_Short problem_: Only the number is wanted: how many lines in the data contain "this"?

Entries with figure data
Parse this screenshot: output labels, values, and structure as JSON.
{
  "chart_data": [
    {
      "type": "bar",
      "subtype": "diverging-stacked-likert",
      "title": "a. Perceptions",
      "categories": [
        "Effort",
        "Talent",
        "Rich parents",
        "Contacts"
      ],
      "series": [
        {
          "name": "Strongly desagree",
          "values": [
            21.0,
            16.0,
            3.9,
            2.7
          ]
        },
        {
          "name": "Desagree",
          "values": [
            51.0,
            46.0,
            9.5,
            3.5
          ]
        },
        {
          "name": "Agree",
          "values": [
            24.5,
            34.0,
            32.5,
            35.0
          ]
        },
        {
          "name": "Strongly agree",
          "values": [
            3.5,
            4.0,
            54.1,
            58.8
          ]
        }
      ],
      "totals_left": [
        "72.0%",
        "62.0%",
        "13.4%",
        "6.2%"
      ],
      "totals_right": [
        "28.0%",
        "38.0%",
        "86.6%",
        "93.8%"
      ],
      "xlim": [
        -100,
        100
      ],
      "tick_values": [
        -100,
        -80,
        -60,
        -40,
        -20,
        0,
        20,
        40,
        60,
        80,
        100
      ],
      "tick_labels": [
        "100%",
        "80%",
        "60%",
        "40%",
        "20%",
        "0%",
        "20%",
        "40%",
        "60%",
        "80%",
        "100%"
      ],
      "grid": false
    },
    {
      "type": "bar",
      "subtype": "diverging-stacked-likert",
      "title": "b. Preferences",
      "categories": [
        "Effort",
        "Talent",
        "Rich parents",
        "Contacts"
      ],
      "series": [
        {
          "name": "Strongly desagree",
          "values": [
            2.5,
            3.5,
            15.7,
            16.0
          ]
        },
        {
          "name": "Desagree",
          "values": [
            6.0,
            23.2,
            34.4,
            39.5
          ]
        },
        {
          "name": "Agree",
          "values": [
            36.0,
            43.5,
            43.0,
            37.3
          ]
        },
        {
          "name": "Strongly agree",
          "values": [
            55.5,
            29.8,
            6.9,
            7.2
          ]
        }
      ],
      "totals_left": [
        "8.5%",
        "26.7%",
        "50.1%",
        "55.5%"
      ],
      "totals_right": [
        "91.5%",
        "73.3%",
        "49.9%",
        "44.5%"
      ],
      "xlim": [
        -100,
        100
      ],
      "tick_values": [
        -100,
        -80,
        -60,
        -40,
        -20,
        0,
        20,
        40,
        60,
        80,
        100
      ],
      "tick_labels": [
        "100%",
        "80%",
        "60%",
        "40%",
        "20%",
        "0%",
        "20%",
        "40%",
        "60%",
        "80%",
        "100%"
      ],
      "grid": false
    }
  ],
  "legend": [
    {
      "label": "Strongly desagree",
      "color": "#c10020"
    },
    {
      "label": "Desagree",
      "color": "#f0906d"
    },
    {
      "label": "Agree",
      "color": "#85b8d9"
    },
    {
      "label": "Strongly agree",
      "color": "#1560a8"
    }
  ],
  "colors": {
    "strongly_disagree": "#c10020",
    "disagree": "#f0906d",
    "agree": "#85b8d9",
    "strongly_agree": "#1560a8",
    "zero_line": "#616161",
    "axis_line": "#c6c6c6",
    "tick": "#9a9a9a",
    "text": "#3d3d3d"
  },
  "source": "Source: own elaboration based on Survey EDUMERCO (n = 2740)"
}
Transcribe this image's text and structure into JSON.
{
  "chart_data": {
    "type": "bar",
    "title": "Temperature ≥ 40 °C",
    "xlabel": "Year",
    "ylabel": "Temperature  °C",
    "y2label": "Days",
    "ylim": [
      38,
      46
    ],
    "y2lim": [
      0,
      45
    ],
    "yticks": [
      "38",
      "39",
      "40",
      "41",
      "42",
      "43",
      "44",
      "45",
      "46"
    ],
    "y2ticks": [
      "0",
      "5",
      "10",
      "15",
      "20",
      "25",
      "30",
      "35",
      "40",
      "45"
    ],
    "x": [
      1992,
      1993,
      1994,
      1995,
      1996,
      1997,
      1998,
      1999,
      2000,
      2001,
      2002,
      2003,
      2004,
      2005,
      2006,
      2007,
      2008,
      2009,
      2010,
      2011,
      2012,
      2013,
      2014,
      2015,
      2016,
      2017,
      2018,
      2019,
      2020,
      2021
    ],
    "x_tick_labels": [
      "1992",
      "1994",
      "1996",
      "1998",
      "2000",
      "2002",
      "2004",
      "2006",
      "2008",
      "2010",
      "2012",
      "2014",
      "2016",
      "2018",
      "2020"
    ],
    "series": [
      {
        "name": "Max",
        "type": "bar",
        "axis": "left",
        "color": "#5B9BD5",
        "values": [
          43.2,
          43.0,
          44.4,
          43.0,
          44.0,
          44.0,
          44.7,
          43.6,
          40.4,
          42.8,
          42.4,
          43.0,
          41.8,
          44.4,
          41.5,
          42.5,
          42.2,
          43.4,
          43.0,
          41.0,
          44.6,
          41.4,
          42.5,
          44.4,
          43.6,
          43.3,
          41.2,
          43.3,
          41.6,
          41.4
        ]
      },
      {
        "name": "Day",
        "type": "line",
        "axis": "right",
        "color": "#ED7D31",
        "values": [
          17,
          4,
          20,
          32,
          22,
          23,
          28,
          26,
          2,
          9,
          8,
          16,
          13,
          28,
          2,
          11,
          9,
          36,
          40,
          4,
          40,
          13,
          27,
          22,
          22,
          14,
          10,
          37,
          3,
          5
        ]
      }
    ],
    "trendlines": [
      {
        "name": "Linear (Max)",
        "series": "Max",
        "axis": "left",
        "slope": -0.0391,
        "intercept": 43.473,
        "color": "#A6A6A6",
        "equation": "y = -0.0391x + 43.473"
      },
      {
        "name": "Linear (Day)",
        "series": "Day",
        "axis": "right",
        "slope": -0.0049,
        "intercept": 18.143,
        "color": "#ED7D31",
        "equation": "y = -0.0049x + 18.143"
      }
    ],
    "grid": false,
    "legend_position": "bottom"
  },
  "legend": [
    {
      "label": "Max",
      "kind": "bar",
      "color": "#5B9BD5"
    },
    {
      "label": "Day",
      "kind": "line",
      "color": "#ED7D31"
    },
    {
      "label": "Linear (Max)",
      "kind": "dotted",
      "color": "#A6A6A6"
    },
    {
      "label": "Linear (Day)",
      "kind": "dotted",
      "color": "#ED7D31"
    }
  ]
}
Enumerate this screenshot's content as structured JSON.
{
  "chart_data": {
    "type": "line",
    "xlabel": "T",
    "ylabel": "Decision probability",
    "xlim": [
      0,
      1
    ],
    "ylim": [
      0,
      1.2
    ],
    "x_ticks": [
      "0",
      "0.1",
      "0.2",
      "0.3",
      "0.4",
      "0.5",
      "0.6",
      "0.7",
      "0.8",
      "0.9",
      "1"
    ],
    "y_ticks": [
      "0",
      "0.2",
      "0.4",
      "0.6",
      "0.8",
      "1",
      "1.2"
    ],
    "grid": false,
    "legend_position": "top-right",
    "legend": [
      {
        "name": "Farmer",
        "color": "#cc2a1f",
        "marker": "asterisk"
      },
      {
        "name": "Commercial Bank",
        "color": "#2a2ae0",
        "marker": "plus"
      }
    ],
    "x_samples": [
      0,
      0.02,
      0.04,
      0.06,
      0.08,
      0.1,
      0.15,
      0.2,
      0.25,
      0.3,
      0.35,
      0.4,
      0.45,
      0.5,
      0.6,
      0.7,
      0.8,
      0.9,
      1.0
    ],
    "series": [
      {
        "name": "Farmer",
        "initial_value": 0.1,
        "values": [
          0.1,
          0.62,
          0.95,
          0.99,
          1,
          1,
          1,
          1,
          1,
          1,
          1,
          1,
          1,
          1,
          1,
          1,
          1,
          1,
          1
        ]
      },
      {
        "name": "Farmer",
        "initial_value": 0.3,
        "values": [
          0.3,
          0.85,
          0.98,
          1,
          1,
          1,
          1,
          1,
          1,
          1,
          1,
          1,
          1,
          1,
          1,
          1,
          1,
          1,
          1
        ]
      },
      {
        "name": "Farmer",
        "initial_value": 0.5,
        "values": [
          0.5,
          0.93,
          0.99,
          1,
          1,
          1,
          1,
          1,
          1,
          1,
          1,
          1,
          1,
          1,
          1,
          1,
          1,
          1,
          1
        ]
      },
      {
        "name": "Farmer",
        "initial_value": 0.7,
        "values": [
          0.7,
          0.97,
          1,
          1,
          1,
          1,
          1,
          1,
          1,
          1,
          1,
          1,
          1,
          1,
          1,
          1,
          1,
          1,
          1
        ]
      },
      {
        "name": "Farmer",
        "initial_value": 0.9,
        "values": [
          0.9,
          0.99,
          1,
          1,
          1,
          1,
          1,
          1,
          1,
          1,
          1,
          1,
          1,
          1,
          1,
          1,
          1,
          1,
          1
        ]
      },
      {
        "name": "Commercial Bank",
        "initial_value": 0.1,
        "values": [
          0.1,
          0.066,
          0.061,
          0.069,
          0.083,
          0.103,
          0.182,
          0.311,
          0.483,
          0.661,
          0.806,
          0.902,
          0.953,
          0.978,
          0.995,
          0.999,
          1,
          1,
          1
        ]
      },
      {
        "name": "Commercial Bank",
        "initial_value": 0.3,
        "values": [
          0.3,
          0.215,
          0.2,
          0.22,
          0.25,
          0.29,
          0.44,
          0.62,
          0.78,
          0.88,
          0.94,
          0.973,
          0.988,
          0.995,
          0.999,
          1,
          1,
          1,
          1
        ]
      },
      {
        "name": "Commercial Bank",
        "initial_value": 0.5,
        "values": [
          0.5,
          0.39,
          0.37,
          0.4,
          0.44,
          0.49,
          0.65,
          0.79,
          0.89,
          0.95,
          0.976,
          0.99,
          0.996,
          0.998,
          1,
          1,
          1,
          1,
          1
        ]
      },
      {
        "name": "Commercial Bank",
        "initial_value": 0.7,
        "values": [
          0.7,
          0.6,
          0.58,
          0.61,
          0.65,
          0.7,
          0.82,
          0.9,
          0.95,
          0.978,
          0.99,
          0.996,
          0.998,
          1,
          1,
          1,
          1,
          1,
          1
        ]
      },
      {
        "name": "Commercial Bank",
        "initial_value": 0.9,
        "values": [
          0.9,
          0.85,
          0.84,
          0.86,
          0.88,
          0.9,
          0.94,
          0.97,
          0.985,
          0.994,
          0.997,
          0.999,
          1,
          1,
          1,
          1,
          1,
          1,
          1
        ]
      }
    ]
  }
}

_Written answer_: 3